* [Material shown]:

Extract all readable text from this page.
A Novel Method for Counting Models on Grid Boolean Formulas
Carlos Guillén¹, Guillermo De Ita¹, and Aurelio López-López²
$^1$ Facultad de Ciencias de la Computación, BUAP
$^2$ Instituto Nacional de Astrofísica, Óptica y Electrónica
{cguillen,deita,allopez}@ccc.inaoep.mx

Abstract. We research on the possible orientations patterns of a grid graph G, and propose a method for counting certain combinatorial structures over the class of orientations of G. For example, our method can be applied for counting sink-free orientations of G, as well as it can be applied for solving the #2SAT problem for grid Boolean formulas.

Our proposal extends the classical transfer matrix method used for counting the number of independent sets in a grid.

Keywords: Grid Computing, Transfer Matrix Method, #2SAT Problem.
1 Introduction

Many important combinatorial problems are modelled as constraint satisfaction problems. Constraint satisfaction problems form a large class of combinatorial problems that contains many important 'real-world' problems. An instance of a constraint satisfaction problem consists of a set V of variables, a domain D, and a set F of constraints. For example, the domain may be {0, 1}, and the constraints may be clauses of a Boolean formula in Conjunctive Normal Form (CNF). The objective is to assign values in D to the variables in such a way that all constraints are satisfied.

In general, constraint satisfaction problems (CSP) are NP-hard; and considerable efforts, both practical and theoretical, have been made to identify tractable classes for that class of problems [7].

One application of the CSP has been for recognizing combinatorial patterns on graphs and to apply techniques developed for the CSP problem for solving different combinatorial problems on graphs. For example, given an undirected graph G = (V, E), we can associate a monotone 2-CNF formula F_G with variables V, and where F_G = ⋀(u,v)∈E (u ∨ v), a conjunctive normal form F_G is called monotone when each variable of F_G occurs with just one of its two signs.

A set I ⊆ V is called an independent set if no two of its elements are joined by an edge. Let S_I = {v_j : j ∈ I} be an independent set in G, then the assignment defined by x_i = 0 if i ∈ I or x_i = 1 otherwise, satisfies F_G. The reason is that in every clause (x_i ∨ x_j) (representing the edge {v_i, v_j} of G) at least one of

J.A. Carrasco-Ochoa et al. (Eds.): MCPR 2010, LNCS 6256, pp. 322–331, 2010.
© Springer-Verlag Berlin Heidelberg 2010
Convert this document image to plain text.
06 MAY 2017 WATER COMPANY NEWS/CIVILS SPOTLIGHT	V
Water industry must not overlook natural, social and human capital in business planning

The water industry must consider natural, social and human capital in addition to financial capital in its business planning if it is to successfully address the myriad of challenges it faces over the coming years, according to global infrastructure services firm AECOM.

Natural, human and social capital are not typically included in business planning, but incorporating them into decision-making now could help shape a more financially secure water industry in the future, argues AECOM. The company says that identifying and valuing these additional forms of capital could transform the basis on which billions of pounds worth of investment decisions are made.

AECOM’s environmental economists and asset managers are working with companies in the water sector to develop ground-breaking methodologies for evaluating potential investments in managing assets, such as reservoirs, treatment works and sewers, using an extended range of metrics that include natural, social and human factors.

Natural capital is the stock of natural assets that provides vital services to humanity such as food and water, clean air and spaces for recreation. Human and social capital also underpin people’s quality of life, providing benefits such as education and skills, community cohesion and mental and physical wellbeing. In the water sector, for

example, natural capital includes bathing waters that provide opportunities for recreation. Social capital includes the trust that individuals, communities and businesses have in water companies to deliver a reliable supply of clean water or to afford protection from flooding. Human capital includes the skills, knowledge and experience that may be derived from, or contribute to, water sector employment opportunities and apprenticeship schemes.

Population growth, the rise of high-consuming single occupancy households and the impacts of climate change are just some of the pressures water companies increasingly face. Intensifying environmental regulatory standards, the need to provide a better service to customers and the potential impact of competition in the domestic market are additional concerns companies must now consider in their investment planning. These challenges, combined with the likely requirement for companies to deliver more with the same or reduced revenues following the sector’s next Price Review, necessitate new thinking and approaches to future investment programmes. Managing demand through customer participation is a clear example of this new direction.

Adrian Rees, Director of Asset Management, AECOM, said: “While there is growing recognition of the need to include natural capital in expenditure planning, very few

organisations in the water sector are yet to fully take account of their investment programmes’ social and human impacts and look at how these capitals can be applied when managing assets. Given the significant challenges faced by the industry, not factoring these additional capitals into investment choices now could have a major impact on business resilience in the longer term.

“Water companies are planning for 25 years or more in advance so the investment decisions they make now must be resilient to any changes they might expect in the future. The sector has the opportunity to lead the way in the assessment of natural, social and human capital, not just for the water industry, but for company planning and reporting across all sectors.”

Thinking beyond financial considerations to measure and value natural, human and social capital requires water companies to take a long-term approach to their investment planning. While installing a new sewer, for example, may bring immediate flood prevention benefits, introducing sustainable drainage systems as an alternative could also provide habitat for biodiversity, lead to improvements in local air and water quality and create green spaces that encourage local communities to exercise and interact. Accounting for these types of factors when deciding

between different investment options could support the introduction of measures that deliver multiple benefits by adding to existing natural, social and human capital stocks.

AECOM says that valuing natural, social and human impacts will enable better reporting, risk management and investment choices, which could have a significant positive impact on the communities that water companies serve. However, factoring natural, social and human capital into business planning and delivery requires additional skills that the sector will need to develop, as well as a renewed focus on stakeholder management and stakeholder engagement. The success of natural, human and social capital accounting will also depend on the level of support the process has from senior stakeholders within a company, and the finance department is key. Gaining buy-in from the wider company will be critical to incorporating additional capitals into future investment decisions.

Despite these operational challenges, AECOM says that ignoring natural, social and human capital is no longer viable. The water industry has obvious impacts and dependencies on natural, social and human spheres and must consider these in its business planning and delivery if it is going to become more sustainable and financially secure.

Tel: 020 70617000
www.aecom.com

* [What you will do]: Return all lines with the word "capitals" in them.

* [Correct result]:
organisations in the water sector are yet to fully take account of their investment programmes’ social and human impacts and look at how these capitals can be applied when managing assets. Given the significant challenges faced by the industry, not factoring these additional capitals into investment choices now could have a major impact on business resilience in the longer term.
AECOM says that valuing natural, social and human impacts will enable better reporting, risk management and investment choices, which could have a significant positive impact on the communities that water companies serve. However, factoring natural, social and human capital into business planning and delivery requires additional skills that the sector will need to develop, as well as a renewed focus on stakeholder management and stakeholder engagement. The success of natural, human and social capital accounting will also depend on the level of support the process has from senior stakeholders within a company, and the finance department is key. Gaining buy-in from the wider company will be critical to incorporating additional capitals into future investment decisions.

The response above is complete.